=== GOAL ===
Copy each line in which the string "TIMER" occurs.

=== EXTRACTED ENTRIES ===
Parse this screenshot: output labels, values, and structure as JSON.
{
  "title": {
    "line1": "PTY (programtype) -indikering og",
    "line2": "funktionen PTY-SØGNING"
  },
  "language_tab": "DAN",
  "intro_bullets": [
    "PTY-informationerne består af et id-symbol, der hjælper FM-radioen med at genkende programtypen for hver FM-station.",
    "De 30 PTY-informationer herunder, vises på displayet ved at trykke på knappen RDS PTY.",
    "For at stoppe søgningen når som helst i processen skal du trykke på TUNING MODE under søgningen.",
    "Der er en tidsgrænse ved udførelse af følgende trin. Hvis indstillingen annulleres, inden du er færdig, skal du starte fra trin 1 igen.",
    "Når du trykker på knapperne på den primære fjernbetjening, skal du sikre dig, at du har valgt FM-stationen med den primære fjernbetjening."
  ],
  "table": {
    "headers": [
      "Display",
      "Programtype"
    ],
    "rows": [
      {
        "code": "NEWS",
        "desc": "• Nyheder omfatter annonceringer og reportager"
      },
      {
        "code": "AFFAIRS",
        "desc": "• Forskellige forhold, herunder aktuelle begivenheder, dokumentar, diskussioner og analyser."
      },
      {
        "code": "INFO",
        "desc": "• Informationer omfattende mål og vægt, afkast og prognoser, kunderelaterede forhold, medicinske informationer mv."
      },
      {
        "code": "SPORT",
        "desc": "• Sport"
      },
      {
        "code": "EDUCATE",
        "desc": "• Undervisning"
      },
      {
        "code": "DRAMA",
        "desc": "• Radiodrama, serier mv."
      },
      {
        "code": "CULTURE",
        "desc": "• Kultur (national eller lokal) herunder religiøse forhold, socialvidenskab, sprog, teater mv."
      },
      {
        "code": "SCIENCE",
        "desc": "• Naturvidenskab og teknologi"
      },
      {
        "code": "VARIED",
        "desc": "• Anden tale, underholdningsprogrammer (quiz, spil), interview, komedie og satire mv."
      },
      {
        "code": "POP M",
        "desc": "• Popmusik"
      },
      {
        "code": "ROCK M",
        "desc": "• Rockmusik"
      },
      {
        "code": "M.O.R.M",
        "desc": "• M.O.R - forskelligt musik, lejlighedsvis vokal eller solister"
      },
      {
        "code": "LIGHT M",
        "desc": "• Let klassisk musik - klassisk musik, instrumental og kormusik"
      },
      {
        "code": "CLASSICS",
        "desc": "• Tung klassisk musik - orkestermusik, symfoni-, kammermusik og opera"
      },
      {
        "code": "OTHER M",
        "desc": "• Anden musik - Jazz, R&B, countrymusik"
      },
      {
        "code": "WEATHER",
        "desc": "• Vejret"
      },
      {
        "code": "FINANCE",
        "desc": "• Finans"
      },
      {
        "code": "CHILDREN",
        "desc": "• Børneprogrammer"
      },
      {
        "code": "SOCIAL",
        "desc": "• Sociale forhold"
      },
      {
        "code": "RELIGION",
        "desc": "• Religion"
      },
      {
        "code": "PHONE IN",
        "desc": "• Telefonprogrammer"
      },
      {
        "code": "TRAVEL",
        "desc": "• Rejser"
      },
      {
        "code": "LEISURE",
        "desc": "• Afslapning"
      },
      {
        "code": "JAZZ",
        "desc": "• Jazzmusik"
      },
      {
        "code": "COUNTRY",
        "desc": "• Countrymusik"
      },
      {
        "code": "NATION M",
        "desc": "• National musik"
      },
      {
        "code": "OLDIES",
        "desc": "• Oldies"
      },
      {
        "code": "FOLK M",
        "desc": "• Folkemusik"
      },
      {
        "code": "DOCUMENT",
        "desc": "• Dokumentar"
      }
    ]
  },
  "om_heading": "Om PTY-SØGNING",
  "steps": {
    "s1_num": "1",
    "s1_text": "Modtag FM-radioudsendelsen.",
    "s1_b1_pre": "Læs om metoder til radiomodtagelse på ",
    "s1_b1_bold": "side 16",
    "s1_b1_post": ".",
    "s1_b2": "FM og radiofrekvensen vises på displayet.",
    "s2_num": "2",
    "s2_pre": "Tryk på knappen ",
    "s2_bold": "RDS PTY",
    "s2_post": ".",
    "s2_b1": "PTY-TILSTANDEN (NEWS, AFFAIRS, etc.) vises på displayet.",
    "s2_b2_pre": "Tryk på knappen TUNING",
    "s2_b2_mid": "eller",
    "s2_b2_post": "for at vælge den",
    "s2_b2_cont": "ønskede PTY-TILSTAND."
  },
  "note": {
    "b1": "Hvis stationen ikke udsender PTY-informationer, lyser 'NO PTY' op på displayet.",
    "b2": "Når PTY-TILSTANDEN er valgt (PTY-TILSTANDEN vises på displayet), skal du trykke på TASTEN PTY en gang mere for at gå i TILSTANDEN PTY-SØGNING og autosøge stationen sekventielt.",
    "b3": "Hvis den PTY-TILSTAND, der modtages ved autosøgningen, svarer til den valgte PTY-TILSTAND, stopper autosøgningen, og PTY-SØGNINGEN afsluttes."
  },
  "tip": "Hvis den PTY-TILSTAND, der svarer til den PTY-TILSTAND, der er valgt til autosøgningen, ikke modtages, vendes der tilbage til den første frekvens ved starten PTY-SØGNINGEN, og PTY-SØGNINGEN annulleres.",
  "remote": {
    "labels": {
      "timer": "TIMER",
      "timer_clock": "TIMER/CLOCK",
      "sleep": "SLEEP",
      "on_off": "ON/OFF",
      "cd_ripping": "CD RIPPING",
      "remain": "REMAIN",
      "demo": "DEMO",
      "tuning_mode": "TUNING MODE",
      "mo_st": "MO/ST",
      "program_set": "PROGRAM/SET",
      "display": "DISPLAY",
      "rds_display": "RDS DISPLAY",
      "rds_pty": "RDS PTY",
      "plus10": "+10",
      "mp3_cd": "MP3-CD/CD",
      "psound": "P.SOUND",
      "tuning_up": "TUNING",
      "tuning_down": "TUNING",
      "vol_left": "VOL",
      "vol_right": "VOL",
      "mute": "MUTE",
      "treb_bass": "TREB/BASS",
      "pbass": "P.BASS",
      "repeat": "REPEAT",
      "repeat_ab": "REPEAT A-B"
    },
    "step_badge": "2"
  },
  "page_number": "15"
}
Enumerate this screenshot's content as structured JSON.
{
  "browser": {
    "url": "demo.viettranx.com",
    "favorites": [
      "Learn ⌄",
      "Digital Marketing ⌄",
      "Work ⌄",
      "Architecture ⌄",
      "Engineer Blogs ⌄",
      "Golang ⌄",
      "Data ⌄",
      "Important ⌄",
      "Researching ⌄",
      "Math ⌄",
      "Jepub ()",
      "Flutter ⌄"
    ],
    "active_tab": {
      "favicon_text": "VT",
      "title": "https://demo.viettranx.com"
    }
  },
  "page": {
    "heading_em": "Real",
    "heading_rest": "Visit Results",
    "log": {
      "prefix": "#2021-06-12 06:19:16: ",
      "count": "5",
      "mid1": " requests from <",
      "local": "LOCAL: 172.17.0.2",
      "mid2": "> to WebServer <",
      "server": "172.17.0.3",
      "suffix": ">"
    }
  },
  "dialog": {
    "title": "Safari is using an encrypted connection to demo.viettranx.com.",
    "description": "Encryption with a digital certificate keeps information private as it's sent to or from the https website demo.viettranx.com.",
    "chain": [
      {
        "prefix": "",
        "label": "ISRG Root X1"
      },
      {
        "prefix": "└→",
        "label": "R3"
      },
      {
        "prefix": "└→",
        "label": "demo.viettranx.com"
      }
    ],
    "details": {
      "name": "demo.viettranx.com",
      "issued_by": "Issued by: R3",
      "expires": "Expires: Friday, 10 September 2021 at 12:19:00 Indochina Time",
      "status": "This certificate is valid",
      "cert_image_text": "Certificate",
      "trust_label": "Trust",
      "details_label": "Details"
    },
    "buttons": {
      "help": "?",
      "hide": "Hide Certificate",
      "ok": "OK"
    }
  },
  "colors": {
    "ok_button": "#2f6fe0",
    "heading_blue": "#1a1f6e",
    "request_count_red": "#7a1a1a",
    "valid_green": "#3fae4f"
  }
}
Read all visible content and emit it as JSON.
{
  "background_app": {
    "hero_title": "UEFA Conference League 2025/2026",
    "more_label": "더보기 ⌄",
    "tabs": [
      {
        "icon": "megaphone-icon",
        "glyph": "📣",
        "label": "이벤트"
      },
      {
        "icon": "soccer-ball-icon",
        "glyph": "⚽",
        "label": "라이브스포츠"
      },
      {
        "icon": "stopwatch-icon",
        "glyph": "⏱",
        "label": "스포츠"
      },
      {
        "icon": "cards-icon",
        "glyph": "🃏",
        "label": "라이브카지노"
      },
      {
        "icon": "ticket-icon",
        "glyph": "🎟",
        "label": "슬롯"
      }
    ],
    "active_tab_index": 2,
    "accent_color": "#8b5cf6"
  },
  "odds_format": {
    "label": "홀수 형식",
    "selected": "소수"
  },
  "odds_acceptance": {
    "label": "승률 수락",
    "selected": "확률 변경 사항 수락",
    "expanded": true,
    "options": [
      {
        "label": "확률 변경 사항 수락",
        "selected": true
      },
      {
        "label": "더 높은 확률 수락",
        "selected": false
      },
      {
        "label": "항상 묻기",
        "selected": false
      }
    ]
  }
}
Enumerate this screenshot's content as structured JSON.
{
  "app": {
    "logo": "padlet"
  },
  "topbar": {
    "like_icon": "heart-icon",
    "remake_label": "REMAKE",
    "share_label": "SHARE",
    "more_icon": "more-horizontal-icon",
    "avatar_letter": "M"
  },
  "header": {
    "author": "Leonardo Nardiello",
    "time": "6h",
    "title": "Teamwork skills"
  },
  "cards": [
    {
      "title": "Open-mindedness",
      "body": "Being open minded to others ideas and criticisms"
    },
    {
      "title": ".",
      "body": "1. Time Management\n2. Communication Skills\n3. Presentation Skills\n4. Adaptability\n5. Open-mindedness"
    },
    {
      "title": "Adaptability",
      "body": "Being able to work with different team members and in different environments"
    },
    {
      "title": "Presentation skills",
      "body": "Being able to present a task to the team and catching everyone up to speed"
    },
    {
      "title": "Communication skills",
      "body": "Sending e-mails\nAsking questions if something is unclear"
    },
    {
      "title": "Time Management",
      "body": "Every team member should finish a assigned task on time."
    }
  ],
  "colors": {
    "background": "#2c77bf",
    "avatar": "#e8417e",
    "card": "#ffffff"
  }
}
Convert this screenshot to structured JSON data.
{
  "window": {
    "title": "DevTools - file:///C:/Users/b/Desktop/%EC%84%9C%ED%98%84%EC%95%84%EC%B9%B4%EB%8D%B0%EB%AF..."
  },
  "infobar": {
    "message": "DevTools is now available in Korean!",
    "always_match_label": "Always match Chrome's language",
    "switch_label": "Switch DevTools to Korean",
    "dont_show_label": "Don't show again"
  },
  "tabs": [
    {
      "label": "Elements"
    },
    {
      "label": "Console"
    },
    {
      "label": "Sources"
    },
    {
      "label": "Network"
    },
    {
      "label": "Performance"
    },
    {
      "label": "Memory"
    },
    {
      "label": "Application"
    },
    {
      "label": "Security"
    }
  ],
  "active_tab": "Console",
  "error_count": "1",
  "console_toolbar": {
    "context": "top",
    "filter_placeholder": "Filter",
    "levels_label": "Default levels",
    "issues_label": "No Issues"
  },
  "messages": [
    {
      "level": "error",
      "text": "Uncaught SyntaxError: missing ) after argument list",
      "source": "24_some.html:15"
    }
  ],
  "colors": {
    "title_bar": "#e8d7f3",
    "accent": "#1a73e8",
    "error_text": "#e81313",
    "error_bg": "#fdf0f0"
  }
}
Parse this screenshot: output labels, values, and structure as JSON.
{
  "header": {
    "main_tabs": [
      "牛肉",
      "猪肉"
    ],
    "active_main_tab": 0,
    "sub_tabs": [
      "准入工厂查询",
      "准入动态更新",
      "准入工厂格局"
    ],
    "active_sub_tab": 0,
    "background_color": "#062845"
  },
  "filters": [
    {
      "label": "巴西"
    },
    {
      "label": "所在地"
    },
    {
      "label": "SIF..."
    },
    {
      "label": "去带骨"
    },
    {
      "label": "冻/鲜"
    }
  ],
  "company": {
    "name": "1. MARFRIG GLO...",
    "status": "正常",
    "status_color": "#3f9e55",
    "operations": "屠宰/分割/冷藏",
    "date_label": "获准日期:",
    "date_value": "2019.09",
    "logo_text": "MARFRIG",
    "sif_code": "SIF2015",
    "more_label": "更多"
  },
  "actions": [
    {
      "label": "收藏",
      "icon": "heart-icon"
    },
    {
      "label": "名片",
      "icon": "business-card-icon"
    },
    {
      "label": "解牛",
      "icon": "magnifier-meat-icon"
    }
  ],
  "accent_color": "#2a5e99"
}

=== REPLY ===
      "timer": "TIMER",
      "timer_clock": "TIMER/CLOCK",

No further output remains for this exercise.